┌────────

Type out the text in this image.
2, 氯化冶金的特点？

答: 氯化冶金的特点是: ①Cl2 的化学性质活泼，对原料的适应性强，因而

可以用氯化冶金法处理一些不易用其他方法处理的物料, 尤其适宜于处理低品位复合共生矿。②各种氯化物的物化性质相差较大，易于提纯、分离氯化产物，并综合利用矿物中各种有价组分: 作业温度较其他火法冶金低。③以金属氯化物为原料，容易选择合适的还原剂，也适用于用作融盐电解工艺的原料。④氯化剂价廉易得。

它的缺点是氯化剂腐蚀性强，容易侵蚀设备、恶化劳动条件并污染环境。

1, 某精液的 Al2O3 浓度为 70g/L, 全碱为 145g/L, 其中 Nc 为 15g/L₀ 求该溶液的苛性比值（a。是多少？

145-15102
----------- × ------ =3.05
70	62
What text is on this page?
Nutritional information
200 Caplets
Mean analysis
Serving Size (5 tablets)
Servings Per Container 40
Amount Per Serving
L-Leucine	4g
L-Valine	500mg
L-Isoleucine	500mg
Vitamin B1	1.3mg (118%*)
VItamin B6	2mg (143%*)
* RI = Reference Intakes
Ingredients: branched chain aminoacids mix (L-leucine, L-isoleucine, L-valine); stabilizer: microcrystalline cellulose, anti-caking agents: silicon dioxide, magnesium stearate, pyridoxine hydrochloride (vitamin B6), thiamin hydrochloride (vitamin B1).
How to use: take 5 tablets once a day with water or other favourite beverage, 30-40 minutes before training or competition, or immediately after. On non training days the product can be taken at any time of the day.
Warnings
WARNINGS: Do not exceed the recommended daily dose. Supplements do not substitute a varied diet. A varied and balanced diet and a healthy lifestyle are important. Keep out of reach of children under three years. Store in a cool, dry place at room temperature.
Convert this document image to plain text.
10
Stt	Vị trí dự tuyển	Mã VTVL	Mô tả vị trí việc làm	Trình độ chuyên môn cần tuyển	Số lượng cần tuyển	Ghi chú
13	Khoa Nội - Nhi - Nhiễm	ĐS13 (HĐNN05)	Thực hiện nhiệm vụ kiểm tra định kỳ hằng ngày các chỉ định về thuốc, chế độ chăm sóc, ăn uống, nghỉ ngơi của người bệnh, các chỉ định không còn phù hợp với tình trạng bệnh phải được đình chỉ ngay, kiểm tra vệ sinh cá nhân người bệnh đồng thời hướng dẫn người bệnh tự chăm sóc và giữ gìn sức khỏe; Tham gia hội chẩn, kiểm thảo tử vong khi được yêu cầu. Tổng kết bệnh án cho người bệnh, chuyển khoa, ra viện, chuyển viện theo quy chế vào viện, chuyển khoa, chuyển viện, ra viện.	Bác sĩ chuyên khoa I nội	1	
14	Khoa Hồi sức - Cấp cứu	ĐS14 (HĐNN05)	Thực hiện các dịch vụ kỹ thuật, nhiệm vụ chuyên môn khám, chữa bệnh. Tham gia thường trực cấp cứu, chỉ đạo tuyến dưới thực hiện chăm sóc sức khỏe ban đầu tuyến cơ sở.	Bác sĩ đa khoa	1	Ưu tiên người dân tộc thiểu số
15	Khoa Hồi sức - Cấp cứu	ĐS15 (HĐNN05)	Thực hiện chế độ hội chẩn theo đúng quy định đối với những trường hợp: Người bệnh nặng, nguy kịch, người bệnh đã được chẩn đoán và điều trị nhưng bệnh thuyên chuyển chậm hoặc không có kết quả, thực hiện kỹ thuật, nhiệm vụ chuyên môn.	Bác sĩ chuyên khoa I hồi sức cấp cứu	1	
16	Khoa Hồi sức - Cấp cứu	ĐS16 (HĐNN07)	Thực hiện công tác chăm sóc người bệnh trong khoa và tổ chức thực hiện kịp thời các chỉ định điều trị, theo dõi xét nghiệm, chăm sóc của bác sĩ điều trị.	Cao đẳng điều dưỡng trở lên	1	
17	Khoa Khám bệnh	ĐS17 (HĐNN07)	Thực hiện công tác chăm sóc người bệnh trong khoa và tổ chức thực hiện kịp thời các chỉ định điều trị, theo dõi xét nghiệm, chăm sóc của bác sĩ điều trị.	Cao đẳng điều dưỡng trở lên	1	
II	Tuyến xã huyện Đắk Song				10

└────────

• Problem to work on: Write the number of lines containing the word "this" and nothing besides it.

• Full answer: 3